# Text provided:
This is the fourth article in a series about data-driven VFMs. In a previous post, we discussed the main challenges of modeling well flow rates using a data-driven approach.

The hype around data-driven VFMs is taking off, and promising results from an increasing number of data-driven VFMs are presented in the literature (Berneti and Shahbazian 2011, Ahmadi et al. 2013, Hasanvand and Berneti 2015, AL-Qutami et al. 2017a, AL-Qutami et al. 2017b, AL-Qutami et al. 2017c, Bikmukhametov and Jäschke 2019). Many of the studies are done on a small number of wells, and/or built on data with high variety generated specifically for the study. Other studies span just a few months of data, and might avoid the non-stationarity problem altogether.

60

wells from 5 assets

In our opinion such results might be misleading, and using traditional data-driven approaches to the flow estimation problem has inherent challenges that make them difficult to scale in operations. By "traditional", we mean models that only use data from the well itself to model its behavior. To back up this claim, we will present results on the predictive performance achieved in a broad case study of 60 wells from 5 different oil and gas assets spanning several years of data. The details of the study can be found in our underlying paper, listed as the last item in the reference list (Grimstad et al. 2021).

# Written problem 1:
Rewrite the data-driven VFM article from "The hype around" down to "non-stationarity problem altogether.", changing "months" to "weeks" throughout.
The article and the records are unrelated to each other.

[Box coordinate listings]
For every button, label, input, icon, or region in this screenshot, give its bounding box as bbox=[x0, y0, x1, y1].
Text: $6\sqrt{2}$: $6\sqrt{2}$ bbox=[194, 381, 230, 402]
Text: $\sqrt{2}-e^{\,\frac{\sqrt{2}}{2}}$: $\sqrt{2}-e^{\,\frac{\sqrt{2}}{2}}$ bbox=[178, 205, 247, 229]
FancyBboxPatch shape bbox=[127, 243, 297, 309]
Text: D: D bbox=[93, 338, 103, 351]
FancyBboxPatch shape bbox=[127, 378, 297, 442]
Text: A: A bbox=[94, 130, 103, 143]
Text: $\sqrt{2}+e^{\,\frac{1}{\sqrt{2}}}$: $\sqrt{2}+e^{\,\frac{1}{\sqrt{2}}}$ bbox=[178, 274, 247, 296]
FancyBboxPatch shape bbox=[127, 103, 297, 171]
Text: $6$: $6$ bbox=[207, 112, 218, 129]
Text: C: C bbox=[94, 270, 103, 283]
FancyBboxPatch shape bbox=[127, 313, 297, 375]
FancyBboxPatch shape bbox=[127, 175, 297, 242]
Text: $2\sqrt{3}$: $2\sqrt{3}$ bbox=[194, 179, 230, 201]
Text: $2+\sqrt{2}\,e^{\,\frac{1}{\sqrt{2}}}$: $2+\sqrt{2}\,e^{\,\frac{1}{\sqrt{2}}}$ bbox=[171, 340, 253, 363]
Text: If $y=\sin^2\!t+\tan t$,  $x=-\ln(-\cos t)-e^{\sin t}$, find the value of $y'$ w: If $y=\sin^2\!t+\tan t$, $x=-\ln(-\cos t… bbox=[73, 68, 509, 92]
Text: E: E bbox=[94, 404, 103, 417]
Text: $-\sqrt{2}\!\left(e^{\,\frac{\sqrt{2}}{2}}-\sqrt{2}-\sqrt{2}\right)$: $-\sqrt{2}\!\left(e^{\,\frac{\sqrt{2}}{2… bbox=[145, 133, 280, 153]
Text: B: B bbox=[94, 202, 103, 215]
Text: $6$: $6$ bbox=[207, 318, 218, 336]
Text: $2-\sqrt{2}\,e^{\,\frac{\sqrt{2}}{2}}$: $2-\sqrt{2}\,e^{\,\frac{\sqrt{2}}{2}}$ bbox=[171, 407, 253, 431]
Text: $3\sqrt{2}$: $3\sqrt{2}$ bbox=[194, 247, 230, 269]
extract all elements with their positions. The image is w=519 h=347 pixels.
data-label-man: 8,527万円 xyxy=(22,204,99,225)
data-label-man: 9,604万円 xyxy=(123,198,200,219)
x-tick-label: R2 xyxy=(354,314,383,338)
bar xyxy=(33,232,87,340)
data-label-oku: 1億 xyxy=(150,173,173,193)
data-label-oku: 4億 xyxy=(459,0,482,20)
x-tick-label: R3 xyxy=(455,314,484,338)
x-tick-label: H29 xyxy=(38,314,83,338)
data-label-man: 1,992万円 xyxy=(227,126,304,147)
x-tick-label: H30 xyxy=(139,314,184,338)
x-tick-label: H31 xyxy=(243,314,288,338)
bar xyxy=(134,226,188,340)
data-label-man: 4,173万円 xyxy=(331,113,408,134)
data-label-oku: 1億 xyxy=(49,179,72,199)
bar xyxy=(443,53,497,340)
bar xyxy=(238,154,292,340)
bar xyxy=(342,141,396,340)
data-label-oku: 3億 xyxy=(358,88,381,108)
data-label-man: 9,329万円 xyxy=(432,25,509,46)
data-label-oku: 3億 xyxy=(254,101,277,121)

--

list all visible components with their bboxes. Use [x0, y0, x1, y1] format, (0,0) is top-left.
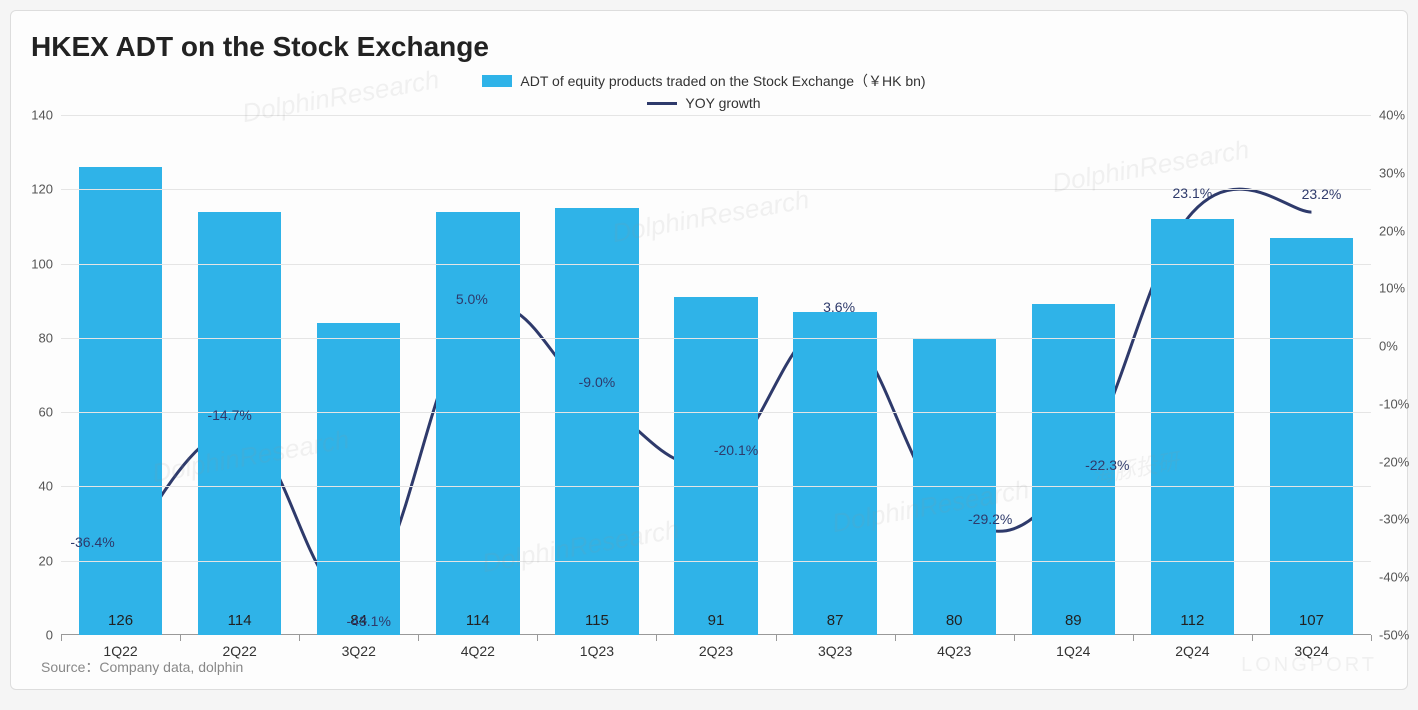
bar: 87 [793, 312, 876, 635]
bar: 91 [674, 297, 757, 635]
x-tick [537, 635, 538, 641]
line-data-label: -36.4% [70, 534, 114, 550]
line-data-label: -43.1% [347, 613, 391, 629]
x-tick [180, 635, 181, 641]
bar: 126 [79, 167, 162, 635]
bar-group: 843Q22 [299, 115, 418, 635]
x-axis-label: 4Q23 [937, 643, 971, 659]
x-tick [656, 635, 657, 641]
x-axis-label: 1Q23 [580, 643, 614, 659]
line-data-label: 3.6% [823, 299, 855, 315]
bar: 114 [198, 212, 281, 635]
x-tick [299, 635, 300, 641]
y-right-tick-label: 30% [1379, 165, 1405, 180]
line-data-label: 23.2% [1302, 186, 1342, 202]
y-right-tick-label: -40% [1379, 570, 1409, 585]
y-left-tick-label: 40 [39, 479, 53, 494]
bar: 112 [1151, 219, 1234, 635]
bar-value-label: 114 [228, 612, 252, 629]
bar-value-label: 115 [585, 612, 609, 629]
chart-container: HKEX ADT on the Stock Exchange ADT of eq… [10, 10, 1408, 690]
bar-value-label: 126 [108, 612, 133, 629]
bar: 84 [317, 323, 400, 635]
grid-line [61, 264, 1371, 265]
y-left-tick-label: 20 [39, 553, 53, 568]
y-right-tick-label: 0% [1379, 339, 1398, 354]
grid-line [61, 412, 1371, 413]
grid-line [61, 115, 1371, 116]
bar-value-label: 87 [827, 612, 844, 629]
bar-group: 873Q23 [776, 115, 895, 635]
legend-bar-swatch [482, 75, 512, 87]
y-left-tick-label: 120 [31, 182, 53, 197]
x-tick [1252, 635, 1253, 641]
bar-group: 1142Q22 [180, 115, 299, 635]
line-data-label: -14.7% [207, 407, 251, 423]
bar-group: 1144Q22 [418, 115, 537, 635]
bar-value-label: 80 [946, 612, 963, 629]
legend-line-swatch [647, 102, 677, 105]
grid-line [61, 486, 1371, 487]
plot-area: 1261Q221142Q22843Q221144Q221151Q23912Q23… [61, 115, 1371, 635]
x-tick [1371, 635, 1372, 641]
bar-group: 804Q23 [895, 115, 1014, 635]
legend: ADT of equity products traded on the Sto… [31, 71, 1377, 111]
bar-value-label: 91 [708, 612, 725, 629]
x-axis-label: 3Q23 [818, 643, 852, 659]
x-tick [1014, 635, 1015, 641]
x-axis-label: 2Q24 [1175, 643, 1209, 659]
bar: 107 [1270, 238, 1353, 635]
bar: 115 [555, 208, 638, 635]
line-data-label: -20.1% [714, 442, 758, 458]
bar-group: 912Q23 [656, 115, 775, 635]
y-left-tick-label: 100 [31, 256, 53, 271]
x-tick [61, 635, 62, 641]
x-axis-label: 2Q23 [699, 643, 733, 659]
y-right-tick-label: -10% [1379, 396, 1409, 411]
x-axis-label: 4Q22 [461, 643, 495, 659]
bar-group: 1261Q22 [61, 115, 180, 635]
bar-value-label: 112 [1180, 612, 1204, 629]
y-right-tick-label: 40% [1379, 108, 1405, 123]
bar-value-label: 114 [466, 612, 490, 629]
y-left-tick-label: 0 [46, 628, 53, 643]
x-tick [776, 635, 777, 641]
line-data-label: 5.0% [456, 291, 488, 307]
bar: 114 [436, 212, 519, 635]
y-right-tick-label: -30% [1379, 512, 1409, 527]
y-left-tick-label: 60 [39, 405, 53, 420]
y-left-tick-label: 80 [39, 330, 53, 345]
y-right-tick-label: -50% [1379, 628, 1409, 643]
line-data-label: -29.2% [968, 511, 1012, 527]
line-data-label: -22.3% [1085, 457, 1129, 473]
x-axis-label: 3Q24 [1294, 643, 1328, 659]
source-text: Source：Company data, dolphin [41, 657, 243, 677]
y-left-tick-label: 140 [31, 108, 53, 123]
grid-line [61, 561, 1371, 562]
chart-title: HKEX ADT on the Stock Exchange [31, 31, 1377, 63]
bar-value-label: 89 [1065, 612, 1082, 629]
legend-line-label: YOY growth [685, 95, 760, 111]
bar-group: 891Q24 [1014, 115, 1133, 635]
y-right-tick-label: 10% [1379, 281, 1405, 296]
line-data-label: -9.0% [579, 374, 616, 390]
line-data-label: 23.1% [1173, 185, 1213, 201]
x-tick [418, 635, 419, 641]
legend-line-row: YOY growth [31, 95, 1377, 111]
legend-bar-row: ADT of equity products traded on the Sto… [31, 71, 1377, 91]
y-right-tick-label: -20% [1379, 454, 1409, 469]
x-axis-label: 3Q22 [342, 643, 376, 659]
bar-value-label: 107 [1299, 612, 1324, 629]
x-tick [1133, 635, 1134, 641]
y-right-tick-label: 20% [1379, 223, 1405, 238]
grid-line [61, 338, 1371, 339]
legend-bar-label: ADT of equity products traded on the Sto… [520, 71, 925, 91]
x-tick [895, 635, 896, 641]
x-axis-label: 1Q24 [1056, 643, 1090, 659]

# Written problem 2:
Arrange the records from the line containing "For every button, label, input, icon, or" down to the line containing "381, 230, 402]" as a numbered list, giving only those lines and skipping any blank ones.

# Complete output 1:
The hype around data-driven VFMs is taking off, and promising results from an increasing number of data-driven VFMs are presented in the literature (Berneti and Shahbazian 2011, Ahmadi et al. 2013, Hasanvand and Berneti 2015, AL-Qutami et al. 2017a, AL-Qutami et al. 2017b, AL-Qutami et al. 2017c, Bikmukhametov and Jäschke 2019). Many of the studies are done on a small number of wells, and/or built on data with high variety generated specifically for the study. Other studies span just a few weeks of data, and might avoid the non-stationarity problem altogether.

# Complete output 2:
1. For every button, label, input, icon, or region in this screenshot, give its bounding box as bbox=[x0, y0, x1, y1].
2. Text: $6\sqrt{2}$: $6\sqrt{2}$ bbox=[194, 381, 230, 402]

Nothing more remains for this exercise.